- **The problem**:
Copy every line of the data that includes the string "such".

- **Available records**:

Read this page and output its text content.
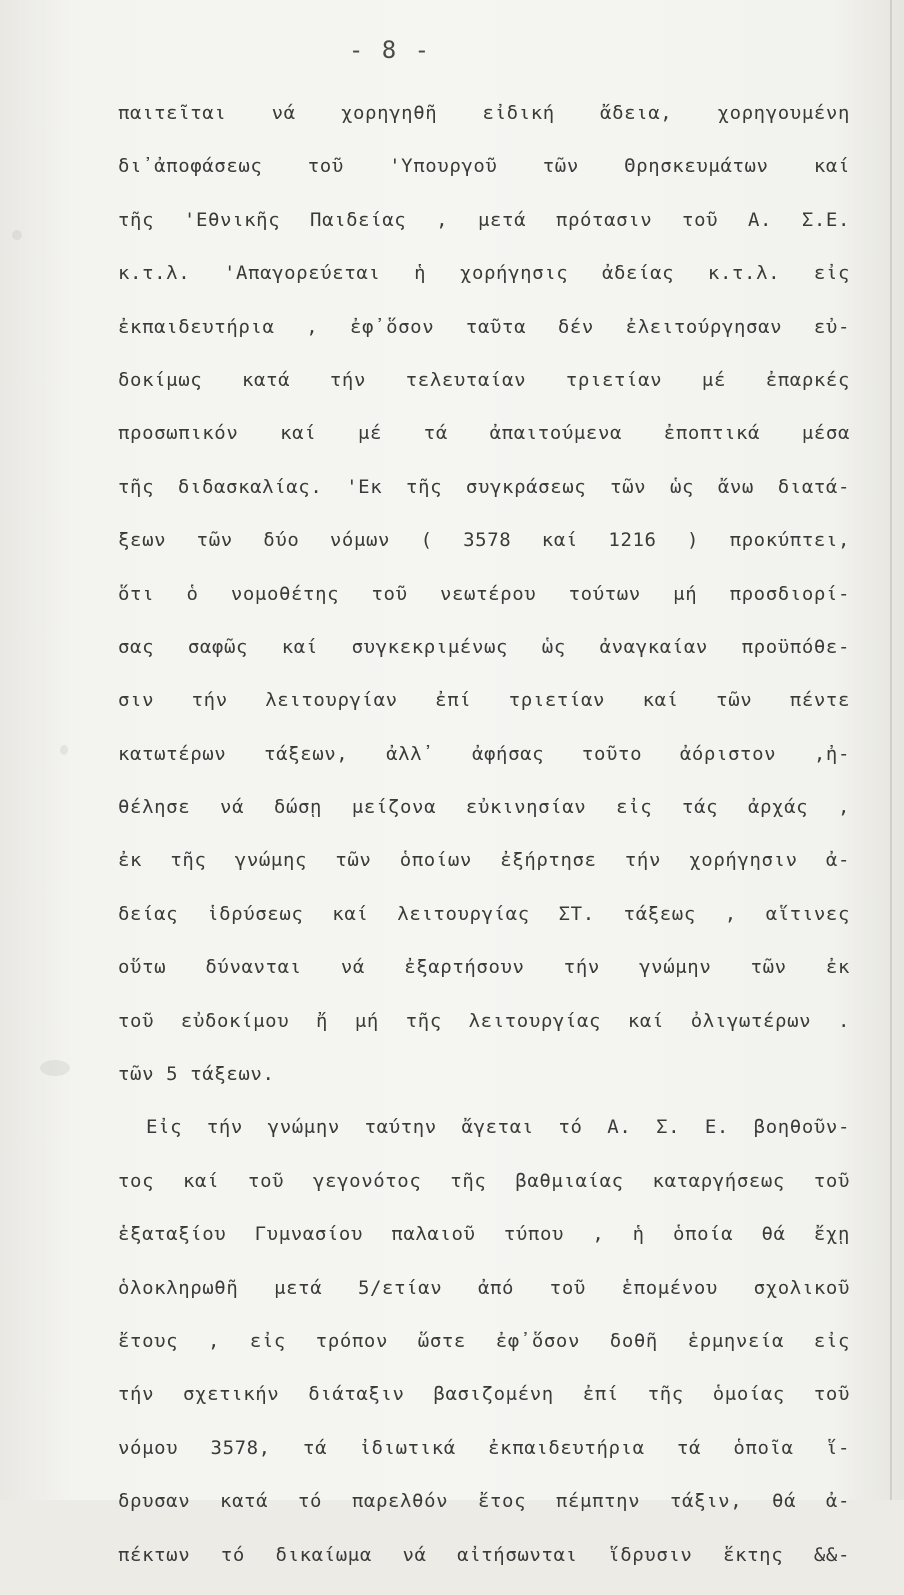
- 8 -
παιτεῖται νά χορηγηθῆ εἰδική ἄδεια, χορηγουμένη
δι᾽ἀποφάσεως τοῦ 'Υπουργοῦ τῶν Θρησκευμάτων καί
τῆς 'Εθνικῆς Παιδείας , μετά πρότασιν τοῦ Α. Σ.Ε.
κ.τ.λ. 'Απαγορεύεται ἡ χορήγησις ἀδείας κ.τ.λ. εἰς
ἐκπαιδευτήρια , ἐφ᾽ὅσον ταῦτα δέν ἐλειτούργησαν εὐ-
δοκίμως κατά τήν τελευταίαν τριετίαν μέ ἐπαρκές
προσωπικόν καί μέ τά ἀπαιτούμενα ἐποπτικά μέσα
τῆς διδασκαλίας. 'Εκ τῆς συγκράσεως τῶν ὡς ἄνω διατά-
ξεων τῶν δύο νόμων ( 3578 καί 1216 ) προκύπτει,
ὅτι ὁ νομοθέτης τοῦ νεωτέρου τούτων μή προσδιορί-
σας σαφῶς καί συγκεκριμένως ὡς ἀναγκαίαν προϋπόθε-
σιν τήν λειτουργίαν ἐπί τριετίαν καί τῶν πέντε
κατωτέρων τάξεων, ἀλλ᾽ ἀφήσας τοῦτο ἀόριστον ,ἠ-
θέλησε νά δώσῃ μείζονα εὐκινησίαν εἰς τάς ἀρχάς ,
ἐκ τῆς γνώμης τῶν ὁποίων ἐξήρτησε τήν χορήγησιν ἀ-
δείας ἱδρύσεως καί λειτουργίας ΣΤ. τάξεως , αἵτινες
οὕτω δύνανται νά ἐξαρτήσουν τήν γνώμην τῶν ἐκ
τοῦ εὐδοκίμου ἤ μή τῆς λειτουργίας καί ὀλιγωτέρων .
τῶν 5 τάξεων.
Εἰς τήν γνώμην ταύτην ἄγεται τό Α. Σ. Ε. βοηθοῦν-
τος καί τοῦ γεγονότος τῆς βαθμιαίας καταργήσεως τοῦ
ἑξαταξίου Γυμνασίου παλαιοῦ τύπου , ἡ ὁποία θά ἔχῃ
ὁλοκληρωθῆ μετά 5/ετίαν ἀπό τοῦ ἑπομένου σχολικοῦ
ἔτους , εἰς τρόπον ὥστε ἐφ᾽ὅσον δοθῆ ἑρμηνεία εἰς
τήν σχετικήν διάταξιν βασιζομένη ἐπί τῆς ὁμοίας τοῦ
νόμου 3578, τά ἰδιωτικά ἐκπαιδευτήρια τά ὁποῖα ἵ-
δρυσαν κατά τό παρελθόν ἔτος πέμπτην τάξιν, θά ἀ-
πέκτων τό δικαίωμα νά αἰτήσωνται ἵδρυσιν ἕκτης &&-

---

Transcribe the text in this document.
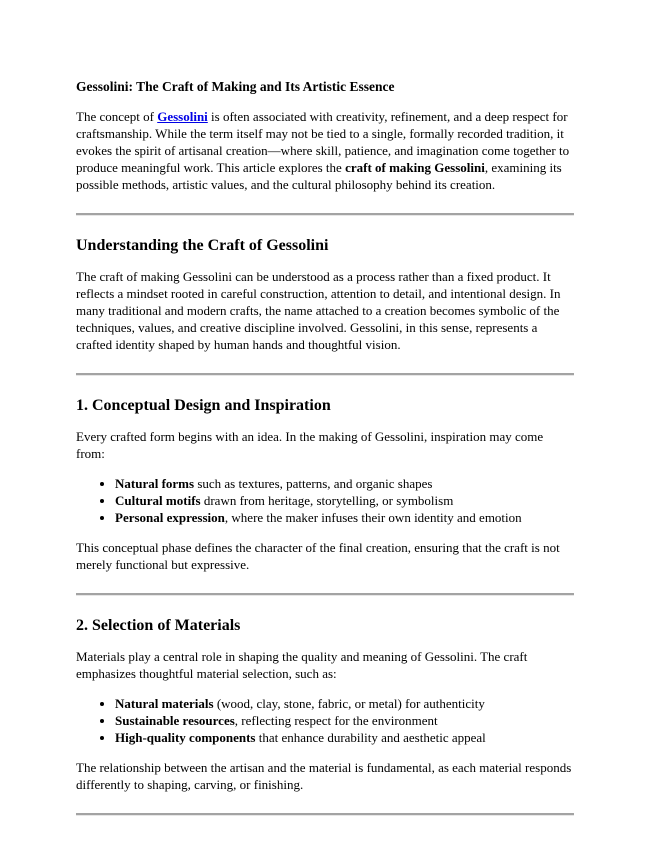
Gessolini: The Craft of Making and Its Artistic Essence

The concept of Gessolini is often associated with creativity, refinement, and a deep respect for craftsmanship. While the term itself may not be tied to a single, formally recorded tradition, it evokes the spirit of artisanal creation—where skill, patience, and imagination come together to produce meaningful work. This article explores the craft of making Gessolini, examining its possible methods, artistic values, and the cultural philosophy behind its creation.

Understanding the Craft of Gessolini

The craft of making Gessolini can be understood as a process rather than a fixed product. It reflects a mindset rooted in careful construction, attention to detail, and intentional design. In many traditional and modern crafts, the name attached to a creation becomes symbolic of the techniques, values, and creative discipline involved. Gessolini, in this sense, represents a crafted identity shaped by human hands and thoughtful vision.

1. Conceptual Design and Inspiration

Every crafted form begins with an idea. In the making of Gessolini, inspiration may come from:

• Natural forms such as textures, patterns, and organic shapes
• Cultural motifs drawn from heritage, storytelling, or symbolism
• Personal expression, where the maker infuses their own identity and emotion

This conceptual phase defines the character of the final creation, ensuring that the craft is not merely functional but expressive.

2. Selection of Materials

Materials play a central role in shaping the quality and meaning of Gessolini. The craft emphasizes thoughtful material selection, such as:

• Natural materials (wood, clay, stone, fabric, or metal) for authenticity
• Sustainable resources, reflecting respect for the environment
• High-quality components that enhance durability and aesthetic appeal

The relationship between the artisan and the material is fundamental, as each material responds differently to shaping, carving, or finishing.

- **Reply**:
• Natural forms such as textures, patterns, and organic shapes
Materials play a central role in shaping the quality and meaning of Gessolini. The craft emphasizes thoughtful material selection, such as:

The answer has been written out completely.